[Extracted records]

======

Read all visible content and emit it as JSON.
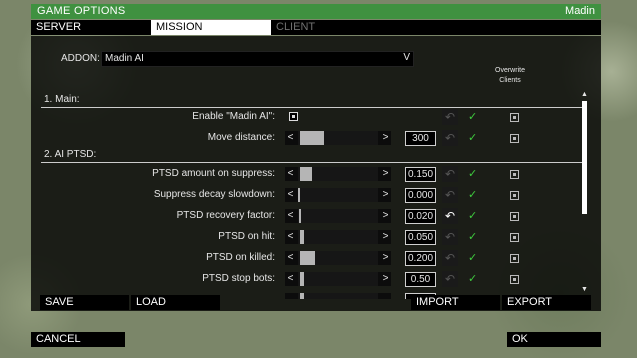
{
  "title": "GAME OPTIONS",
  "user": "Madin",
  "tabs": [
    "SERVER",
    "MISSION",
    "CLIENT"
  ],
  "addon": {
    "label": "ADDON:",
    "value": "Madin AI",
    "arrow": "V"
  },
  "overwrite_header": {
    "line1": "Overwrite",
    "line2": "Clients"
  },
  "sections": {
    "main": "1. Main:",
    "ptsd": "2. AI PTSD:"
  },
  "rows": [
    {
      "label": "Enable \"Madin AI\":",
      "type": "checkbox"
    },
    {
      "label": "Move distance:",
      "type": "slider",
      "value": "300",
      "level": 0.3
    },
    {
      "label": "PTSD amount on suppress:",
      "type": "slider",
      "value": "0.150",
      "level": 0.15
    },
    {
      "label": "Suppress decay slowdown:",
      "type": "slider",
      "value": "0.000",
      "level": 0.0
    },
    {
      "label": "PTSD recovery factor:",
      "type": "slider",
      "value": "0.020",
      "level": 0.02
    },
    {
      "label": "PTSD on hit:",
      "type": "slider",
      "value": "0.050",
      "level": 0.05
    },
    {
      "label": "PTSD on killed:",
      "type": "slider",
      "value": "0.200",
      "level": 0.2
    },
    {
      "label": "PTSD stop bots:",
      "type": "slider",
      "value": "0.50",
      "level": 0.05
    }
  ],
  "slider_arrows": {
    "less": "<",
    "more": ">"
  },
  "buttons": {
    "save": "SAVE",
    "load": "LOAD",
    "import": "IMPORT",
    "export": "EXPORT",
    "cancel": "CANCEL",
    "ok": "OK"
  },
  "colors": {
    "accent": "#3f9140",
    "check": "#3ecb3e"
  }
}
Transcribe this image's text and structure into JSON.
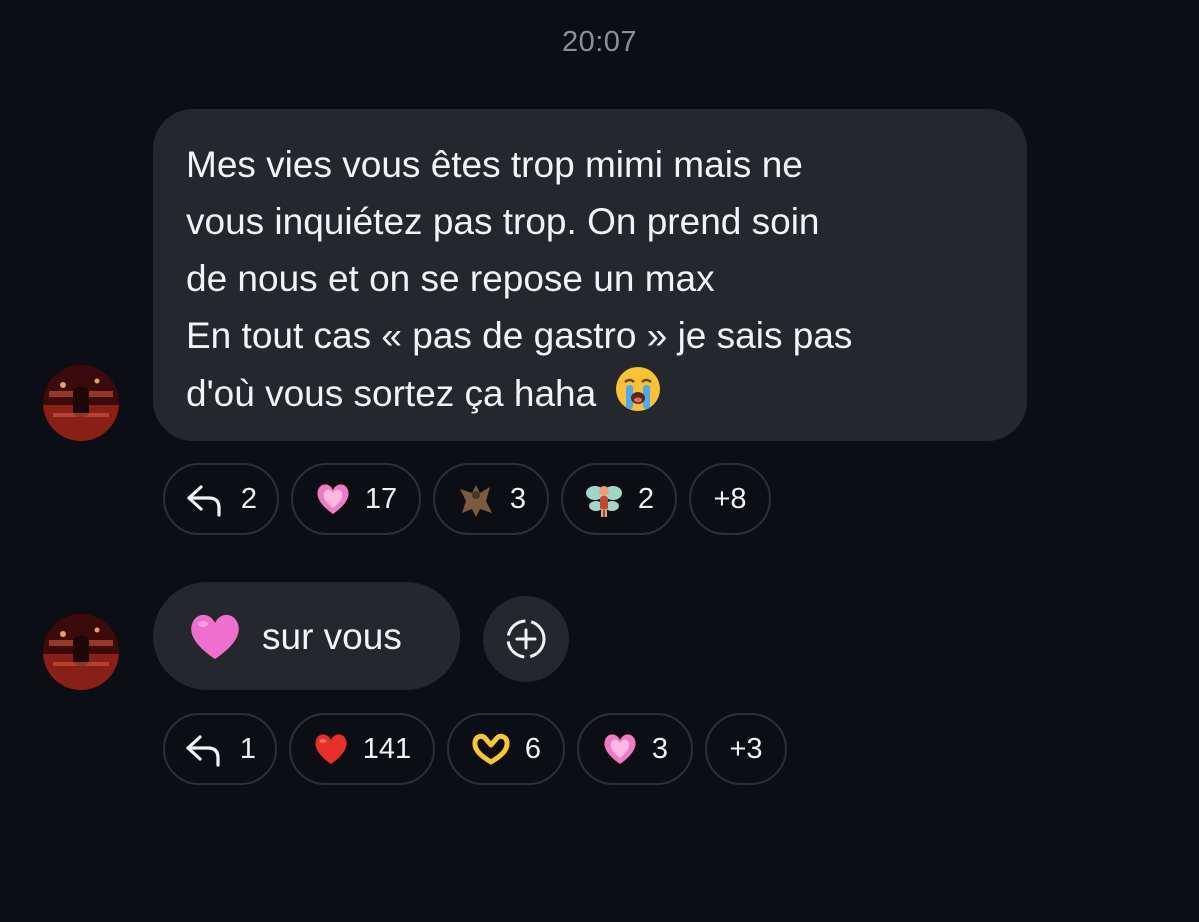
{
  "timestamp": "20:07",
  "message1": {
    "lines": [
      "Mes vies vous êtes trop mimi mais ne",
      "vous inquiétez pas trop. On prend soin",
      "de nous et on se repose un max",
      "En tout cas « pas de gastro » je sais pas",
      "d'où vous sortez ça haha"
    ],
    "emoji": "loudly-crying-face"
  },
  "reactions1": [
    {
      "icon": "reply-arrow",
      "count": "2"
    },
    {
      "icon": "growing-heart",
      "count": "17"
    },
    {
      "icon": "bat",
      "count": "3"
    },
    {
      "icon": "fairy",
      "count": "2"
    },
    {
      "icon": "more",
      "count": "+8"
    }
  ],
  "message2": {
    "emoji": "pink-heart",
    "text": "sur vous"
  },
  "reactions2": [
    {
      "icon": "reply-arrow",
      "count": "1"
    },
    {
      "icon": "red-heart",
      "count": "141"
    },
    {
      "icon": "heart-hands",
      "count": "6"
    },
    {
      "icon": "growing-heart",
      "count": "3"
    },
    {
      "icon": "more",
      "count": "+3"
    }
  ],
  "colors": {
    "background": "#0c0e13",
    "bubble": "#25272c",
    "chip_border": "#2c2f35",
    "timestamp": "#8c8f96",
    "text": "#f3f4f6"
  }
}
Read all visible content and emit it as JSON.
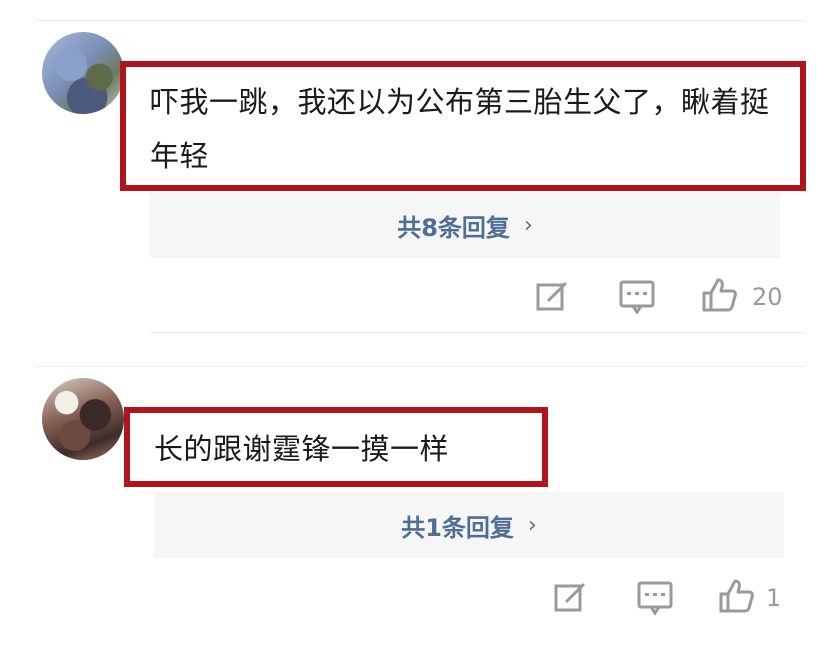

======

Set every line down exactly as written, leaving each picture out.

Exercise answer
Read all visible content and emit it as JSON.
{
  "title": "GAME OPTIONS",
  "user": "Madin",
  "tabs": [
    "SERVER",
    "MISSION",
    "CLIENT"
  ],
  "addon": {
    "label": "ADDON:",
    "value": "Madin AI",
    "arrow": "V"
  },
  "overwrite_header": {
    "line1": "Overwrite",
    "line2": "Clients"
  },
  "sections": {
    "main": "1. Main:",
    "ptsd": "2. AI PTSD:"
  },
  "rows": [
    {
      "label": "Enable \"Madin AI\":",
      "type": "checkbox"
    },
    {
      "label": "Move distance:",
      "type": "slider",
      "value": "300",
      "level": 0.3
    },
    {
      "label": "PTSD amount on suppress:",
      "type": "slider",
      "value": "0.150",
      "level": 0.15
    },
    {
      "label": "Suppress decay slowdown:",
      "type": "slider",
      "value": "0.000",
      "level": 0.0
    },
    {
      "label": "PTSD recovery factor:",
      "type": "slider",
      "value": "0.020",
      "level": 0.02
    },
    {
      "label": "PTSD on hit:",
      "type": "slider",
      "value": "0.050",
      "level": 0.05
    },
    {
      "label": "PTSD on killed:",
      "type": "slider",
      "value": "0.200",
      "level": 0.2
    },
    {
      "label": "PTSD stop bots:",
      "type": "slider",
      "value": "0.50",
      "level": 0.05
    }
  ],
  "slider_arrows": {
    "less": "<",
    "more": ">"
  },
  "buttons": {
    "save": "SAVE",
    "load": "LOAD",
    "import": "IMPORT",
    "export": "EXPORT",
    "cancel": "CANCEL",
    "ok": "OK"
  },
  "colors": {
    "accent": "#3f9140",
    "check": "#3ecb3e"
  }
}
Transcribe this image's text and structure into JSON.
{
  "timestamp": "20:07",
  "message1": {
    "lines": [
      "Mes vies vous êtes trop mimi mais ne",
      "vous inquiétez pas trop. On prend soin",
      "de nous et on se repose un max",
      "En tout cas « pas de gastro » je sais pas",
      "d'où vous sortez ça haha"
    ],
    "emoji": "loudly-crying-face"
  },
  "reactions1": [
    {
      "icon": "reply-arrow",
      "count": "2"
    },
    {
      "icon": "growing-heart",
      "count": "17"
    },
    {
      "icon": "bat",
      "count": "3"
    },
    {
      "icon": "fairy",
      "count": "2"
    },
    {
      "icon": "more",
      "count": "+8"
    }
  ],
  "message2": {
    "emoji": "pink-heart",
    "text": "sur vous"
  },
  "reactions2": [
    {
      "icon": "reply-arrow",
      "count": "1"
    },
    {
      "icon": "red-heart",
      "count": "141"
    },
    {
      "icon": "heart-hands",
      "count": "6"
    },
    {
      "icon": "growing-heart",
      "count": "3"
    },
    {
      "icon": "more",
      "count": "+3"
    }
  ],
  "colors": {
    "background": "#0c0e13",
    "bubble": "#25272c",
    "chip_border": "#2c2f35",
    "timestamp": "#8c8f96",
    "text": "#f3f4f6"
  }
}
Read all visible content and emit it as JSON.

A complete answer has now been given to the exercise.